Start of SOURCE RECORDS

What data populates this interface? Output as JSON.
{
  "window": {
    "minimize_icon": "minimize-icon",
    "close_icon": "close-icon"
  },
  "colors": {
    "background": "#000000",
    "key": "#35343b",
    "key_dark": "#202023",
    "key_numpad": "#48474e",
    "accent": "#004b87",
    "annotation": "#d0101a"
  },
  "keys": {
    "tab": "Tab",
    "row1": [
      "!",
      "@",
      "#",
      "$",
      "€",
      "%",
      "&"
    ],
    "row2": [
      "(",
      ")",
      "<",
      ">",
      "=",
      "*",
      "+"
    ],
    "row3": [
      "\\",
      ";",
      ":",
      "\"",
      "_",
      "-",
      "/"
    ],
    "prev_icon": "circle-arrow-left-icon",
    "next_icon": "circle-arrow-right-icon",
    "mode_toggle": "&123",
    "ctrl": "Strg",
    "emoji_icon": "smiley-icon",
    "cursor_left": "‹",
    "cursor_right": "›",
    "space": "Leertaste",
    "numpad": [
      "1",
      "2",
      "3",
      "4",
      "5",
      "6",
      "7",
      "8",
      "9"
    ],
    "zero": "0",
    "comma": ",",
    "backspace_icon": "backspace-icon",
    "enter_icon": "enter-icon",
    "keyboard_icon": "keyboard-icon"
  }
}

End of SOURCE RECORDS

__STATED GOAL__:
Each line of the listing above should be output exactly.

__EXERCISE SOLUTION__:
What data populates this interface? Output as JSON.
{
  "window": {
    "minimize_icon": "minimize-icon",
    "close_icon": "close-icon"
  },
  "colors": {
    "background": "#000000",
    "key": "#35343b",
    "key_dark": "#202023",
    "key_numpad": "#48474e",
    "accent": "#004b87",
    "annotation": "#d0101a"
  },
  "keys": {
    "tab": "Tab",
    "row1": [
      "!",
      "@",
      "#",
      "$",
      "€",
      "%",
      "&"
    ],
    "row2": [
      "(",
      ")",
      "<",
      ">",
      "=",
      "*",
      "+"
    ],
    "row3": [
      "\\",
      ";",
      ":",
      "\"",
      "_",
      "-",
      "/"
    ],
    "prev_icon": "circle-arrow-left-icon",
    "next_icon": "circle-arrow-right-icon",
    "mode_toggle": "&123",
    "ctrl": "Strg",
    "emoji_icon": "smiley-icon",
    "cursor_left": "‹",
    "cursor_right": "›",
    "space": "Leertaste",
    "numpad": [
      "1",
      "2",
      "3",
      "4",
      "5",
      "6",
      "7",
      "8",
      "9"
    ],
    "zero": "0",
    "comma": ",",
    "backspace_icon": "backspace-icon",
    "enter_icon": "enter-icon",
    "keyboard_icon": "keyboard-icon"
  }
}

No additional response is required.